Dataset entries:
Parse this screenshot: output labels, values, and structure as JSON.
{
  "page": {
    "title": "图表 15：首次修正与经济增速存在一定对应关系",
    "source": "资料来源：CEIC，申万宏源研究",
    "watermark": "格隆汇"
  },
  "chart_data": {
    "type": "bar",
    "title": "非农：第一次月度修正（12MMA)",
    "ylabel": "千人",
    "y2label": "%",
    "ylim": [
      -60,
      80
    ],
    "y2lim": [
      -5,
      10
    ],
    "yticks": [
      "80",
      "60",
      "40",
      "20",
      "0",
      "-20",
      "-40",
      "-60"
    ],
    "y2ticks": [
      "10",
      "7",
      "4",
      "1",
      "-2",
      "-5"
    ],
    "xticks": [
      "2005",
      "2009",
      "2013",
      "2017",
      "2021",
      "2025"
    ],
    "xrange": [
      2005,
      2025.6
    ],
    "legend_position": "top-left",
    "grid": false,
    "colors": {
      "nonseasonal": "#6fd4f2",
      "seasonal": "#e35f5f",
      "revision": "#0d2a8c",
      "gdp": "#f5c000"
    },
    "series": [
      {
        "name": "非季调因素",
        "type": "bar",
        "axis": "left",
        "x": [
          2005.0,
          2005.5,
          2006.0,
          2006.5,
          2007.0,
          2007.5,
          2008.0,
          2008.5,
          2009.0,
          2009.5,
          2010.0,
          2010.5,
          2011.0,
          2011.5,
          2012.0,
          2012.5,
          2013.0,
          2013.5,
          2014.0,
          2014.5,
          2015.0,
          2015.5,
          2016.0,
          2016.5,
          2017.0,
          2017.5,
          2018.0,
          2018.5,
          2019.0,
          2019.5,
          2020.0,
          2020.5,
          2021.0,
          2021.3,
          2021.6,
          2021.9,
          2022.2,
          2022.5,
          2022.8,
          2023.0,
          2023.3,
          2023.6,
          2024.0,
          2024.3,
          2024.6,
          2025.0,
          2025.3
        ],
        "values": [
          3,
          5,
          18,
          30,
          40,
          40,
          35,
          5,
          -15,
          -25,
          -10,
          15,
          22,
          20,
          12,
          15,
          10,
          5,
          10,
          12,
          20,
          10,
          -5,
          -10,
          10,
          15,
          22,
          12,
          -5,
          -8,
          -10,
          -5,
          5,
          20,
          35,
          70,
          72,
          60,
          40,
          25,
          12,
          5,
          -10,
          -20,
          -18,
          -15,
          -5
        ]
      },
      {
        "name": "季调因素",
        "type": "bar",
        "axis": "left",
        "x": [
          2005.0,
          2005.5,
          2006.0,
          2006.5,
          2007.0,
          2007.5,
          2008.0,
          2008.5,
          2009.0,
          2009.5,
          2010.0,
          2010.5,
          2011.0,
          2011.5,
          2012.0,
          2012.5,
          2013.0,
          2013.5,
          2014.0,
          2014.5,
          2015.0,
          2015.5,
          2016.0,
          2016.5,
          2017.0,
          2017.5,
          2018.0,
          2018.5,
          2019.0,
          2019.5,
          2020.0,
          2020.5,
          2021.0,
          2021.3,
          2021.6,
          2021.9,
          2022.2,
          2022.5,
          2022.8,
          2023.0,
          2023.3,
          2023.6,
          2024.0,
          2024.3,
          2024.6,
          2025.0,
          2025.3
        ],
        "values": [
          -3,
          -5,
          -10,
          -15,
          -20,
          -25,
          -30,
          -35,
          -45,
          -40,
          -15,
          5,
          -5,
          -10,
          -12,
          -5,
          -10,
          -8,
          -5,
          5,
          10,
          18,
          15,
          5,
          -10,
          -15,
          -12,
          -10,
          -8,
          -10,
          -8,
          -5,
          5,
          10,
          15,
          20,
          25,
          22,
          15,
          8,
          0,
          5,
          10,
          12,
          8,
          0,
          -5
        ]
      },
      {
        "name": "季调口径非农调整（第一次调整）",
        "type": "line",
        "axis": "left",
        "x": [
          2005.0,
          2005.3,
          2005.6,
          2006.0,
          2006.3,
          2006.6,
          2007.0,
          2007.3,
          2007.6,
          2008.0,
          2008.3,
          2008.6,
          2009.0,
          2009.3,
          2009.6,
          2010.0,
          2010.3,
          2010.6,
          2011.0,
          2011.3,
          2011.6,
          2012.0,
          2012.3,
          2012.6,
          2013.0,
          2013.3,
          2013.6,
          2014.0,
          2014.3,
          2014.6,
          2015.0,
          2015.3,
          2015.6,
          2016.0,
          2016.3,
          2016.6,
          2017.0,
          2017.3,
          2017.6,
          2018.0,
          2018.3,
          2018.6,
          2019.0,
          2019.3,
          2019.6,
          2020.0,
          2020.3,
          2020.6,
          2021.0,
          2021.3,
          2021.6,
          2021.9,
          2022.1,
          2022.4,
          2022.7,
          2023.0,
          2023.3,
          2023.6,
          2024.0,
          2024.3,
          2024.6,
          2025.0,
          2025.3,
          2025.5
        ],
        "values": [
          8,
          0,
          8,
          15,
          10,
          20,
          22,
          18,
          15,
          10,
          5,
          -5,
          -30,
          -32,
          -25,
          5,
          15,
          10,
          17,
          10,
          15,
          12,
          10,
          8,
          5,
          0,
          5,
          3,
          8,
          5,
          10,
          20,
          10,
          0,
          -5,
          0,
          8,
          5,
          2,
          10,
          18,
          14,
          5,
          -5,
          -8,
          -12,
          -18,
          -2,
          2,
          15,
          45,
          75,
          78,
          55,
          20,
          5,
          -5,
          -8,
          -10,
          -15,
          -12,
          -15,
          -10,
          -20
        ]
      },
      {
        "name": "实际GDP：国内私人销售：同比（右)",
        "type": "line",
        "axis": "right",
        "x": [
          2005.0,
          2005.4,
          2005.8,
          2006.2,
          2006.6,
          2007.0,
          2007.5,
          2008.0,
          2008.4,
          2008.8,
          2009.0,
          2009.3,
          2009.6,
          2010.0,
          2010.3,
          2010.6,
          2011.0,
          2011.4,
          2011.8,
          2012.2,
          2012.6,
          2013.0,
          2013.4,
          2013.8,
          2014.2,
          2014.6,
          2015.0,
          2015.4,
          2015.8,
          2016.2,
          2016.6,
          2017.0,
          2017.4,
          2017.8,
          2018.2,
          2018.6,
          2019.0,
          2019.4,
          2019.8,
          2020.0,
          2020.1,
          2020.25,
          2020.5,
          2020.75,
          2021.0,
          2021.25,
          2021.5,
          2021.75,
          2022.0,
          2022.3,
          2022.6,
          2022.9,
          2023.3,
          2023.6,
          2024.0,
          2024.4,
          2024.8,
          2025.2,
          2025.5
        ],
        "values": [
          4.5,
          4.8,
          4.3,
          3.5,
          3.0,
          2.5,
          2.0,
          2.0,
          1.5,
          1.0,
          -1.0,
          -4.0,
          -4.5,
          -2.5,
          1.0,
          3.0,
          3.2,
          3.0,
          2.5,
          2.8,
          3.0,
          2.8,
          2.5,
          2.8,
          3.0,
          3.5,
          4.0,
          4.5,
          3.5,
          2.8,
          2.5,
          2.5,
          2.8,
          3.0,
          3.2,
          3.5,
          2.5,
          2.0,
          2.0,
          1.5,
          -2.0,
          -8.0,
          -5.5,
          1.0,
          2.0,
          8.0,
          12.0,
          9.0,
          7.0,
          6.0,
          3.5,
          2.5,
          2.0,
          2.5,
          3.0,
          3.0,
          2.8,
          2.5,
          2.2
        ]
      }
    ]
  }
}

Aim: Could you transcribe the records in full, exactly?

Worked solution:
Parse this screenshot: output labels, values, and structure as JSON.
{
  "page": {
    "title": "图表 15：首次修正与经济增速存在一定对应关系",
    "source": "资料来源：CEIC，申万宏源研究",
    "watermark": "格隆汇"
  },
  "chart_data": {
    "type": "bar",
    "title": "非农：第一次月度修正（12MMA)",
    "ylabel": "千人",
    "y2label": "%",
    "ylim": [
      -60,
      80
    ],
    "y2lim": [
      -5,
      10
    ],
    "yticks": [
      "80",
      "60",
      "40",
      "20",
      "0",
      "-20",
      "-40",
      "-60"
    ],
    "y2ticks": [
      "10",
      "7",
      "4",
      "1",
      "-2",
      "-5"
    ],
    "xticks": [
      "2005",
      "2009",
      "2013",
      "2017",
      "2021",
      "2025"
    ],
    "xrange": [
      2005,
      2025.6
    ],
    "legend_position": "top-left",
    "grid": false,
    "colors": {
      "nonseasonal": "#6fd4f2",
      "seasonal": "#e35f5f",
      "revision": "#0d2a8c",
      "gdp": "#f5c000"
    },
    "series": [
      {
        "name": "非季调因素",
        "type": "bar",
        "axis": "left",
        "x": [
          2005.0,
          2005.5,
          2006.0,
          2006.5,
          2007.0,
          2007.5,
          2008.0,
          2008.5,
          2009.0,
          2009.5,
          2010.0,
          2010.5,
          2011.0,
          2011.5,
          2012.0,
          2012.5,
          2013.0,
          2013.5,
          2014.0,
          2014.5,
          2015.0,
          2015.5,
          2016.0,
          2016.5,
          2017.0,
          2017.5,
          2018.0,
          2018.5,
          2019.0,
          2019.5,
          2020.0,
          2020.5,
          2021.0,
          2021.3,
          2021.6,
          2021.9,
          2022.2,
          2022.5,
          2022.8,
          2023.0,
          2023.3,
          2023.6,
          2024.0,
          2024.3,
          2024.6,
          2025.0,
          2025.3
        ],
        "values": [
          3,
          5,
          18,
          30,
          40,
          40,
          35,
          5,
          -15,
          -25,
          -10,
          15,
          22,
          20,
          12,
          15,
          10,
          5,
          10,
          12,
          20,
          10,
          -5,
          -10,
          10,
          15,
          22,
          12,
          -5,
          -8,
          -10,
          -5,
          5,
          20,
          35,
          70,
          72,
          60,
          40,
          25,
          12,
          5,
          -10,
          -20,
          -18,
          -15,
          -5
        ]
      },
      {
        "name": "季调因素",
        "type": "bar",
        "axis": "left",
        "x": [
          2005.0,
          2005.5,
          2006.0,
          2006.5,
          2007.0,
          2007.5,
          2008.0,
          2008.5,
          2009.0,
          2009.5,
          2010.0,
          2010.5,
          2011.0,
          2011.5,
          2012.0,
          2012.5,
          2013.0,
          2013.5,
          2014.0,
          2014.5,
          2015.0,
          2015.5,
          2016.0,
          2016.5,
          2017.0,
          2017.5,
          2018.0,
          2018.5,
          2019.0,
          2019.5,
          2020.0,
          2020.5,
          2021.0,
          2021.3,
          2021.6,
          2021.9,
          2022.2,
          2022.5,
          2022.8,
          2023.0,
          2023.3,
          2023.6,
          2024.0,
          2024.3,
          2024.6,
          2025.0,
          2025.3
        ],
        "values": [
          -3,
          -5,
          -10,
          -15,
          -20,
          -25,
          -30,
          -35,
          -45,
          -40,
          -15,
          5,
          -5,
          -10,
          -12,
          -5,
          -10,
          -8,
          -5,
          5,
          10,
          18,
          15,
          5,
          -10,
          -15,
          -12,
          -10,
          -8,
          -10,
          -8,
          -5,
          5,
          10,
          15,
          20,
          25,
          22,
          15,
          8,
          0,
          5,
          10,
          12,
          8,
          0,
          -5
        ]
      },
      {
        "name": "季调口径非农调整（第一次调整）",
        "type": "line",
        "axis": "left",
        "x": [
          2005.0,
          2005.3,
          2005.6,
          2006.0,
          2006.3,
          2006.6,
          2007.0,
          2007.3,
          2007.6,
          2008.0,
          2008.3,
          2008.6,
          2009.0,
          2009.3,
          2009.6,
          2010.0,
          2010.3,
          2010.6,
          2011.0,
          2011.3,
          2011.6,
          2012.0,
          2012.3,
          2012.6,
          2013.0,
          2013.3,
          2013.6,
          2014.0,
          2014.3,
          2014.6,
          2015.0,
          2015.3,
          2015.6,
          2016.0,
          2016.3,
          2016.6,
          2017.0,
          2017.3,
          2017.6,
          2018.0,
          2018.3,
          2018.6,
          2019.0,
          2019.3,
          2019.6,
          2020.0,
          2020.3,
          2020.6,
          2021.0,
          2021.3,
          2021.6,
          2021.9,
          2022.1,
          2022.4,
          2022.7,
          2023.0,
          2023.3,
          2023.6,
          2024.0,
          2024.3,
          2024.6,
          2025.0,
          2025.3,
          2025.5
        ],
        "values": [
          8,
          0,
          8,
          15,
          10,
          20,
          22,
          18,
          15,
          10,
          5,
          -5,
          -30,
          -32,
          -25,
          5,
          15,
          10,
          17,
          10,
          15,
          12,
          10,
          8,
          5,
          0,
          5,
          3,
          8,
          5,
          10,
          20,
          10,
          0,
          -5,
          0,
          8,
          5,
          2,
          10,
          18,
          14,
          5,
          -5,
          -8,
          -12,
          -18,
          -2,
          2,
          15,
          45,
          75,
          78,
          55,
          20,
          5,
          -5,
          -8,
          -10,
          -15,
          -12,
          -15,
          -10,
          -20
        ]
      },
      {
        "name": "实际GDP：国内私人销售：同比（右)",
        "type": "line",
        "axis": "right",
        "x": [
          2005.0,
          2005.4,
          2005.8,
          2006.2,
          2006.6,
          2007.0,
          2007.5,
          2008.0,
          2008.4,
          2008.8,
          2009.0,
          2009.3,
          2009.6,
          2010.0,
          2010.3,
          2010.6,
          2011.0,
          2011.4,
          2011.8,
          2012.2,
          2012.6,
          2013.0,
          2013.4,
          2013.8,
          2014.2,
          2014.6,
          2015.0,
          2015.4,
          2015.8,
          2016.2,
          2016.6,
          2017.0,
          2017.4,
          2017.8,
          2018.2,
          2018.6,
          2019.0,
          2019.4,
          2019.8,
          2020.0,
          2020.1,
          2020.25,
          2020.5,
          2020.75,
          2021.0,
          2021.25,
          2021.5,
          2021.75,
          2022.0,
          2022.3,
          2022.6,
          2022.9,
          2023.3,
          2023.6,
          2024.0,
          2024.4,
          2024.8,
          2025.2,
          2025.5
        ],
        "values": [
          4.5,
          4.8,
          4.3,
          3.5,
          3.0,
          2.5,
          2.0,
          2.0,
          1.5,
          1.0,
          -1.0,
          -4.0,
          -4.5,
          -2.5,
          1.0,
          3.0,
          3.2,
          3.0,
          2.5,
          2.8,
          3.0,
          2.8,
          2.5,
          2.8,
          3.0,
          3.5,
          4.0,
          4.5,
          3.5,
          2.8,
          2.5,
          2.5,
          2.8,
          3.0,
          3.2,
          3.5,
          2.5,
          2.0,
          2.0,
          1.5,
          -2.0,
          -8.0,
          -5.5,
          1.0,
          2.0,
          8.0,
          12.0,
          9.0,
          7.0,
          6.0,
          3.5,
          2.5,
          2.0,
          2.5,
          3.0,
          3.0,
          2.8,
          2.5,
          2.2
        ]
      }
    ]
  }
}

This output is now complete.